Provide only the number of lines in the data below that contain the word "icon".

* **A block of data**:
***
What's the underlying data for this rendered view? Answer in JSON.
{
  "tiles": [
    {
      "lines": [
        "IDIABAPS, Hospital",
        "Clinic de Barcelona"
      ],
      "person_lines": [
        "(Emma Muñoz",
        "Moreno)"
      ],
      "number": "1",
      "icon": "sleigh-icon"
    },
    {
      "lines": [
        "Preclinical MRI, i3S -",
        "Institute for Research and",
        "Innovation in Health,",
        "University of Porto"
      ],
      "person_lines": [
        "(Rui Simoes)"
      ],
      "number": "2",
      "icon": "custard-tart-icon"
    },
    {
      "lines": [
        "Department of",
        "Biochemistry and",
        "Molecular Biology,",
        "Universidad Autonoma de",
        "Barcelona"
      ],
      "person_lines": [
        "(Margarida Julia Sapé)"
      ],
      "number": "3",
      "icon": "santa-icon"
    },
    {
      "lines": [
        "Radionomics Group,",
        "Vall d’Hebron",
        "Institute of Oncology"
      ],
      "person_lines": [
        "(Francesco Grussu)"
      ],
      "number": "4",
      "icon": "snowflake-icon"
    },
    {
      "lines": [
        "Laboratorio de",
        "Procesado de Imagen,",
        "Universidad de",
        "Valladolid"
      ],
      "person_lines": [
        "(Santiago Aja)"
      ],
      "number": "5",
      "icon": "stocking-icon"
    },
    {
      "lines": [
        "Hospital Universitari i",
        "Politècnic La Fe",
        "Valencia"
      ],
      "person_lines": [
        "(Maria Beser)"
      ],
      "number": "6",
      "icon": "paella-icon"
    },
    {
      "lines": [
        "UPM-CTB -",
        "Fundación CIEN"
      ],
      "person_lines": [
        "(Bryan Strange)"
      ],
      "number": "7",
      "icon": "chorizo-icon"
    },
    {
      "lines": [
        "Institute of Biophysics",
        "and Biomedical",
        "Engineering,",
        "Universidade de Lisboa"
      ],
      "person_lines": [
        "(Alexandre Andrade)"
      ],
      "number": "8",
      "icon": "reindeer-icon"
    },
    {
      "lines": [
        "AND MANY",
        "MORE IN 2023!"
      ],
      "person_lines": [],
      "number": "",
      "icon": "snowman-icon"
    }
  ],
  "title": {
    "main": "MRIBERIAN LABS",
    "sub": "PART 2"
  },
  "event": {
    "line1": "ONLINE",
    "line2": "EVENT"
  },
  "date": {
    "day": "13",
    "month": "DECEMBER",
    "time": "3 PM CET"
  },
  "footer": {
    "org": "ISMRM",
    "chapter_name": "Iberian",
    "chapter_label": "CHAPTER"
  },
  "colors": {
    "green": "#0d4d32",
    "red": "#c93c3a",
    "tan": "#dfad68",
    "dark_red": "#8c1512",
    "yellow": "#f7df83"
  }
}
***
* **Completed task**:
9